#### [Do this]
Sort through the entries below and pull out lines containing the word "become".

[Dataset entries]
━━━━━━
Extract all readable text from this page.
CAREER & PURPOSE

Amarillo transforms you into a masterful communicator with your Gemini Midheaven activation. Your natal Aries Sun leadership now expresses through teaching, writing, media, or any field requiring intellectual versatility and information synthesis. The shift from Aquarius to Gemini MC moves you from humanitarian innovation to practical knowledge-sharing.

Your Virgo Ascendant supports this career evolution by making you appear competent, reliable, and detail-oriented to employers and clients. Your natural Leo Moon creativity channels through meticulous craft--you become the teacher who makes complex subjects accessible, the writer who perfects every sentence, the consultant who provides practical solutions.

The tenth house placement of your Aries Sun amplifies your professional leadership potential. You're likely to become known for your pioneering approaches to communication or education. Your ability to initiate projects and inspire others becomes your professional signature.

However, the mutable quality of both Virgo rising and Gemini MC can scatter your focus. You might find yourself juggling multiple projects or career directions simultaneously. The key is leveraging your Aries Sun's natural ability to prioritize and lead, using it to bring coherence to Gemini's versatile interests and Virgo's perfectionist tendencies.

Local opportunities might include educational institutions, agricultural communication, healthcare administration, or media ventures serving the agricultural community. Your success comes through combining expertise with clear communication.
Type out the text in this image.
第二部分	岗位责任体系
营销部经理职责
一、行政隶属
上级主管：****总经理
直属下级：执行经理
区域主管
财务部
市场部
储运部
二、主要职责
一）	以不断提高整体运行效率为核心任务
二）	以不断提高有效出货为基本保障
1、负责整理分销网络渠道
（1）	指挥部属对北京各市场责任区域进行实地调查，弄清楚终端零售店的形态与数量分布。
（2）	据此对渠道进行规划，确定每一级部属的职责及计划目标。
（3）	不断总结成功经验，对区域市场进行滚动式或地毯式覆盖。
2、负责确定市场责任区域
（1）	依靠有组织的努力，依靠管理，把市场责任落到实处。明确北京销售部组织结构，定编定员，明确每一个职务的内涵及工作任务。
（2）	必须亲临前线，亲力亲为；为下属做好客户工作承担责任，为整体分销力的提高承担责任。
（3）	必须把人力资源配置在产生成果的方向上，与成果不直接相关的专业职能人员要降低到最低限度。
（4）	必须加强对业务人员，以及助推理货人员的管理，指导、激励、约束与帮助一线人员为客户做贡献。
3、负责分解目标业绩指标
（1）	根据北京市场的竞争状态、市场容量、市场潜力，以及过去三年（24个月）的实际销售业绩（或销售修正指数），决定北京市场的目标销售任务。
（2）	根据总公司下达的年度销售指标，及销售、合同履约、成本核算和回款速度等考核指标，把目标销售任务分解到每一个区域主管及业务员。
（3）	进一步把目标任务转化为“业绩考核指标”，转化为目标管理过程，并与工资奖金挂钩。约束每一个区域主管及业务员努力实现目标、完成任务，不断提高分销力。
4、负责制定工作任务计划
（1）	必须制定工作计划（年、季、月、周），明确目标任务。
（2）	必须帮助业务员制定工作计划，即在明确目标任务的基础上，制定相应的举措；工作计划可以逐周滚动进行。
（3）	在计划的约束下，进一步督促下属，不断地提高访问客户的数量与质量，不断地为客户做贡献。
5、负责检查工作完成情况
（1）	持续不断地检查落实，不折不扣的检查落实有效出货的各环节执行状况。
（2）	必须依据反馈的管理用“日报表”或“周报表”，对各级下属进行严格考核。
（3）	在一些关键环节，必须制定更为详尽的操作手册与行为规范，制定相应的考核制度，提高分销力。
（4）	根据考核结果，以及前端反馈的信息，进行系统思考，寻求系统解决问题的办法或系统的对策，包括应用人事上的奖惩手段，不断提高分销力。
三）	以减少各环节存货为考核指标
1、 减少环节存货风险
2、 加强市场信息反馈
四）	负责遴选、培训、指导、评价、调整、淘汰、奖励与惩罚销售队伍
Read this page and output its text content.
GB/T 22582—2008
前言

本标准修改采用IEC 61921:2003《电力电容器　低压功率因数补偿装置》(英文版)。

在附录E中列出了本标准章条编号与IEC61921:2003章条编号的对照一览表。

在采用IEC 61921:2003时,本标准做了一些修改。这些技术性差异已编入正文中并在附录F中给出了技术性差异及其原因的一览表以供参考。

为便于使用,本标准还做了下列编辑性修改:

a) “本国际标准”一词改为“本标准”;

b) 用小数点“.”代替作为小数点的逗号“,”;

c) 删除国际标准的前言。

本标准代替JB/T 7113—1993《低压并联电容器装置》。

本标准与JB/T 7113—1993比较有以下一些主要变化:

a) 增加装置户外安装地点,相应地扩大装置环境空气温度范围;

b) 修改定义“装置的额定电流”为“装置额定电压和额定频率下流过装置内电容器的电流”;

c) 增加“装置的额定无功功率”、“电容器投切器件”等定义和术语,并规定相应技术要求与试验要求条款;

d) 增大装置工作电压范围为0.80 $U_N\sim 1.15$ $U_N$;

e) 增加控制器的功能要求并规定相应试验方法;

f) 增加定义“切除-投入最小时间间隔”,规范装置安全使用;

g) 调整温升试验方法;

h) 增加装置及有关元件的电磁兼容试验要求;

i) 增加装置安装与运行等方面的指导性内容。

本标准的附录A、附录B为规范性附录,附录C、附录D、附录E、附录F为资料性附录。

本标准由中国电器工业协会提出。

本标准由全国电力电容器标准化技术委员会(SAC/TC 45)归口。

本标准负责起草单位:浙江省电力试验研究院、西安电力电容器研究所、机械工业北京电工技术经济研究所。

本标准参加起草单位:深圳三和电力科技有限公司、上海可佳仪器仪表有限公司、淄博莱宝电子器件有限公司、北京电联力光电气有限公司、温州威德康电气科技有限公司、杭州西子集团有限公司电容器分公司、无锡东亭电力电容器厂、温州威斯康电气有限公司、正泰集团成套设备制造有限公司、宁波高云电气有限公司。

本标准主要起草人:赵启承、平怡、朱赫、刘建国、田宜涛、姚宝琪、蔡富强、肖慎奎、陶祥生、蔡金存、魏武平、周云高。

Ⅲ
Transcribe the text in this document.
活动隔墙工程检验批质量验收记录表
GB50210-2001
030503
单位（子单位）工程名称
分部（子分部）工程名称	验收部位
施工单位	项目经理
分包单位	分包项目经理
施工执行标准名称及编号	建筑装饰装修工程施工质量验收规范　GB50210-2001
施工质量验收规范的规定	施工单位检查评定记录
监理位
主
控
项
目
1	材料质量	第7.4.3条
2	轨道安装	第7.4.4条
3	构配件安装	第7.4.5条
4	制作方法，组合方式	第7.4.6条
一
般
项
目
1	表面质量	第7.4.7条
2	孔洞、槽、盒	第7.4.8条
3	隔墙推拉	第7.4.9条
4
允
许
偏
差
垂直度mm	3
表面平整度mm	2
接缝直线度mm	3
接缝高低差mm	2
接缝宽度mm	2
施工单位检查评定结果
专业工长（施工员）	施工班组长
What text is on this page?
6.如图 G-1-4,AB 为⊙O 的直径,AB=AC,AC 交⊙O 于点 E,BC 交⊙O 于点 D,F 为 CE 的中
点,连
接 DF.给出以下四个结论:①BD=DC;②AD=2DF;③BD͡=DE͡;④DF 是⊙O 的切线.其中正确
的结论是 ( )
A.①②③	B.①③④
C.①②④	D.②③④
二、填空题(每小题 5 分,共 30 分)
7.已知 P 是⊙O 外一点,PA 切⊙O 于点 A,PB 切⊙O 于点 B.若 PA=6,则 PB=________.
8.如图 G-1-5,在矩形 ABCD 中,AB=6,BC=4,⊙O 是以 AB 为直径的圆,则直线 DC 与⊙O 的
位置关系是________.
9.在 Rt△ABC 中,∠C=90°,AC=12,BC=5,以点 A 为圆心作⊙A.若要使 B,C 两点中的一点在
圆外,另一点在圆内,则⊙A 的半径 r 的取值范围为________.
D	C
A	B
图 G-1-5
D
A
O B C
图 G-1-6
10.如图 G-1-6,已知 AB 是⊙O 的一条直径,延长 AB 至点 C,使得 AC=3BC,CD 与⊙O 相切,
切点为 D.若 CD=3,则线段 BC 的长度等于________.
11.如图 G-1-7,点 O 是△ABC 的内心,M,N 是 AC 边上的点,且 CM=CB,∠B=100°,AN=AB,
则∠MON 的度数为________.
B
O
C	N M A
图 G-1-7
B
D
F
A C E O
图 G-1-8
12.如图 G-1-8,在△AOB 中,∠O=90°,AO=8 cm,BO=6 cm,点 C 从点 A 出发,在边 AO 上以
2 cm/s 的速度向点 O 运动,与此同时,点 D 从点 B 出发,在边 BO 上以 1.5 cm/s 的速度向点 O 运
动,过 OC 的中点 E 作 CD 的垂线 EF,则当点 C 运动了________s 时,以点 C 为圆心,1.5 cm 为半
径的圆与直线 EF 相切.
━━━━━━
#### [Response]
Your Virgo Ascendant supports this career evolution by making you appear competent, reliable, and detail-oriented to employers and clients. Your natural Leo Moon creativity channels through meticulous craft--you become the teacher who makes complex subjects accessible, the writer who perfects every sentence, the consultant who provides practical solutions.
The tenth house placement of your Aries Sun amplifies your professional leadership potential. You're likely to become known for your pioneering approaches to communication or education. Your ability to initiate projects and inspire others becomes your professional signature.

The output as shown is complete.